--- Dataset records ---
# # # #

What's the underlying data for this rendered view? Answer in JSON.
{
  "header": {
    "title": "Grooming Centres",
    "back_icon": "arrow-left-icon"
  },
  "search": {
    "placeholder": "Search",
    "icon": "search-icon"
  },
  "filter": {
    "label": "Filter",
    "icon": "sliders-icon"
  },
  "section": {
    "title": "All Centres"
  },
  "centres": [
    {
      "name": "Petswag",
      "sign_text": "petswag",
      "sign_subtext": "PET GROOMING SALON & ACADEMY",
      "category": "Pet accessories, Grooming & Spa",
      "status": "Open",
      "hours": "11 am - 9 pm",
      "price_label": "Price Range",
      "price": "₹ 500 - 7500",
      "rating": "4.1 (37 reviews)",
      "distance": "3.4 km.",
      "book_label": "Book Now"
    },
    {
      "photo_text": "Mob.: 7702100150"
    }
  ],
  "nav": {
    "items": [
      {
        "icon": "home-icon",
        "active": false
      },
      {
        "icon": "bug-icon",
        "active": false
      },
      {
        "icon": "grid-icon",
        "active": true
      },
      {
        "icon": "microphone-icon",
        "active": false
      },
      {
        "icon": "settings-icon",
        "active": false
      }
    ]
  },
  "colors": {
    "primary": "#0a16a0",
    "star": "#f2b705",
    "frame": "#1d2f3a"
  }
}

# # # #

--- Request ---
Print all the data exactly.

--- Finished answer ---
What's the underlying data for this rendered view? Answer in JSON.
{
  "header": {
    "title": "Grooming Centres",
    "back_icon": "arrow-left-icon"
  },
  "search": {
    "placeholder": "Search",
    "icon": "search-icon"
  },
  "filter": {
    "label": "Filter",
    "icon": "sliders-icon"
  },
  "section": {
    "title": "All Centres"
  },
  "centres": [
    {
      "name": "Petswag",
      "sign_text": "petswag",
      "sign_subtext": "PET GROOMING SALON & ACADEMY",
      "category": "Pet accessories, Grooming & Spa",
      "status": "Open",
      "hours": "11 am - 9 pm",
      "price_label": "Price Range",
      "price": "₹ 500 - 7500",
      "rating": "4.1 (37 reviews)",
      "distance": "3.4 km.",
      "book_label": "Book Now"
    },
    {
      "photo_text": "Mob.: 7702100150"
    }
  ],
  "nav": {
    "items": [
      {
        "icon": "home-icon",
        "active": false
      },
      {
        "icon": "bug-icon",
        "active": false
      },
      {
        "icon": "grid-icon",
        "active": true
      },
      {
        "icon": "microphone-icon",
        "active": false
      },
      {
        "icon": "settings-icon",
        "active": false
      }
    ]
  },
  "colors": {
    "primary": "#0a16a0",
    "star": "#f2b705",
    "frame": "#1d2f3a"
  }
}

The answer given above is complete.